* What you are asked to do: Reproduce every line of the material below verbatim, but leave out the pictures.

====== Extracted records ======

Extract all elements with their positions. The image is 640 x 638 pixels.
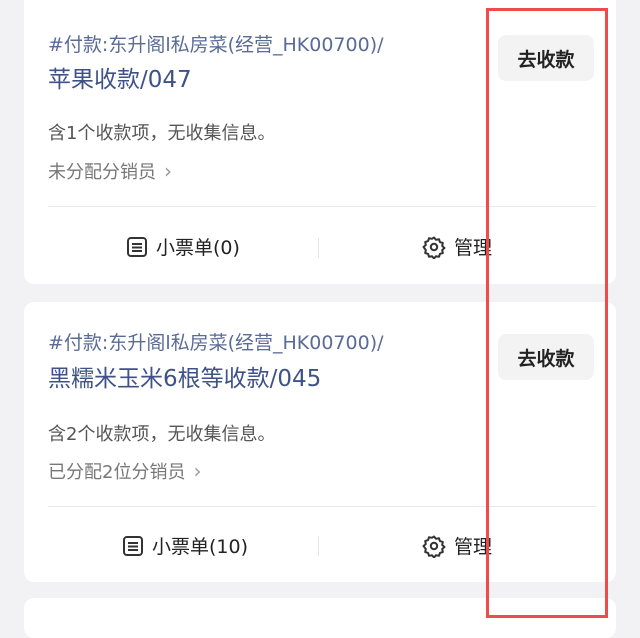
chevron-right-icon: › (193, 459, 202, 483)
card-tag: #付款:东升阁l私房菜(经营_HK00700)/ (48, 34, 384, 56)
chevron-right-icon: › (164, 159, 172, 183)
distributor-assignment-link[interactable]: 未分配分销员 › (48, 158, 172, 184)
receipt-list-label: 小票单(10) (152, 536, 249, 558)
payment-card[interactable]: #付款:东升阁l私房菜(经营_HK00700)/ 黑糯米玉米6根等收款/045 … (24, 302, 616, 582)
card-title[interactable]: 黑糯米玉米6根等收款/045 (48, 359, 321, 393)
card-description: 含1个收款项，无收集信息。 (48, 123, 276, 144)
distributor-assignment-link[interactable]: 已分配2位分销员 › (48, 458, 201, 484)
card-tag: #付款:东升阁l私房菜(经营_HK00700)/ (48, 332, 384, 354)
gear-icon (422, 235, 446, 259)
assignment-label: 未分配分销员 (48, 162, 156, 183)
assignment-label: 已分配2位分销员 (48, 462, 186, 483)
payment-card[interactable]: #付款:东升阁l私房菜(经营_HK00700)/ 苹果收款/047 含1个收款项… (24, 0, 616, 284)
receipt-list-label: 小票单(0) (156, 237, 240, 259)
receipt-list-icon (122, 535, 144, 557)
gear-icon (422, 534, 446, 558)
collect-payment-button[interactable]: 去收款 (498, 35, 594, 81)
divider (48, 206, 596, 207)
manage-button[interactable]: 管理 (422, 233, 492, 260)
receipt-list-button[interactable]: 小票单(10) (122, 532, 248, 559)
manage-button[interactable]: 管理 (422, 532, 492, 559)
divider (48, 506, 596, 507)
collect-payment-button[interactable]: 去收款 (498, 334, 594, 380)
receipt-list-button[interactable]: 小票单(0) (126, 233, 240, 260)
receipt-list-icon (126, 236, 148, 258)
payment-card-partial (24, 598, 616, 638)
manage-label: 管理 (454, 536, 493, 558)
card-description: 含2个收款项，无收集信息。 (48, 424, 276, 445)
card-title[interactable]: 苹果收款/047 (48, 60, 192, 94)
action-separator (318, 238, 319, 258)
manage-label: 管理 (454, 237, 493, 259)
action-separator (318, 536, 319, 556)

======

* Answer to the task:
Extract all elements with their positions. The image is 640 x 638 pixels.
chevron-right-icon: › (193, 459, 202, 483)
card-tag: #付款:东升阁l私房菜(经营_HK00700)/ (48, 34, 384, 56)
chevron-right-icon: › (164, 159, 172, 183)
distributor-assignment-link[interactable]: 未分配分销员 › (48, 158, 172, 184)
receipt-list-label: 小票单(10) (152, 536, 249, 558)
payment-card[interactable]: #付款:东升阁l私房菜(经营_HK00700)/ 黑糯米玉米6根等收款/045 … (24, 302, 616, 582)
card-title[interactable]: 黑糯米玉米6根等收款/045 (48, 359, 321, 393)
card-description: 含1个收款项，无收集信息。 (48, 123, 276, 144)
distributor-assignment-link[interactable]: 已分配2位分销员 › (48, 458, 201, 484)
card-tag: #付款:东升阁l私房菜(经营_HK00700)/ (48, 332, 384, 354)
gear-icon (422, 235, 446, 259)
assignment-label: 未分配分销员 (48, 162, 156, 183)
assignment-label: 已分配2位分销员 (48, 462, 186, 483)
payment-card[interactable]: #付款:东升阁l私房菜(经营_HK00700)/ 苹果收款/047 含1个收款项… (24, 0, 616, 284)
receipt-list-label: 小票单(0) (156, 237, 240, 259)
receipt-list-icon (122, 535, 144, 557)
gear-icon (422, 534, 446, 558)
collect-payment-button[interactable]: 去收款 (498, 35, 594, 81)
divider (48, 206, 596, 207)
manage-button[interactable]: 管理 (422, 233, 492, 260)
receipt-list-button[interactable]: 小票单(10) (122, 532, 248, 559)
manage-button[interactable]: 管理 (422, 532, 492, 559)
divider (48, 506, 596, 507)
collect-payment-button[interactable]: 去收款 (498, 334, 594, 380)
receipt-list-button[interactable]: 小票单(0) (126, 233, 240, 260)
receipt-list-icon (126, 236, 148, 258)
payment-card-partial (24, 598, 616, 638)
manage-label: 管理 (454, 536, 493, 558)
card-description: 含2个收款项，无收集信息。 (48, 424, 276, 445)
card-title[interactable]: 苹果收款/047 (48, 60, 192, 94)
action-separator (318, 238, 319, 258)
manage-label: 管理 (454, 237, 493, 259)
action-separator (318, 536, 319, 556)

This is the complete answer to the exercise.